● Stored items
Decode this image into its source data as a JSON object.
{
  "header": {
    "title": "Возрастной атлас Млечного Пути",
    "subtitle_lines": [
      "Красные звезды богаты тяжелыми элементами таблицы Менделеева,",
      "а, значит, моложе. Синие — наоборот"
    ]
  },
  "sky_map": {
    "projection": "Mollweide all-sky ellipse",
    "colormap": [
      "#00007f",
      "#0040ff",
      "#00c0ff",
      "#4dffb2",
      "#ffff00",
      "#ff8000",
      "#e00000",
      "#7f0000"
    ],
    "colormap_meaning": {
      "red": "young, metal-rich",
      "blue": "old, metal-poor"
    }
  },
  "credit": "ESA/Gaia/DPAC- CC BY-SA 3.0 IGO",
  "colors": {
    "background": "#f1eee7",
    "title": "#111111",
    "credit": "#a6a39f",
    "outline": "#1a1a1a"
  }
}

● Task objective
Copy the records above exactly as they appear.

● Finished answer
Decode this image into its source data as a JSON object.
{
  "header": {
    "title": "Возрастной атлас Млечного Пути",
    "subtitle_lines": [
      "Красные звезды богаты тяжелыми элементами таблицы Менделеева,",
      "а, значит, моложе. Синие — наоборот"
    ]
  },
  "sky_map": {
    "projection": "Mollweide all-sky ellipse",
    "colormap": [
      "#00007f",
      "#0040ff",
      "#00c0ff",
      "#4dffb2",
      "#ffff00",
      "#ff8000",
      "#e00000",
      "#7f0000"
    ],
    "colormap_meaning": {
      "red": "young, metal-rich",
      "blue": "old, metal-poor"
    }
  },
  "credit": "ESA/Gaia/DPAC- CC BY-SA 3.0 IGO",
  "colors": {
    "background": "#f1eee7",
    "title": "#111111",
    "credit": "#a6a39f",
    "outline": "#1a1a1a"
  }
}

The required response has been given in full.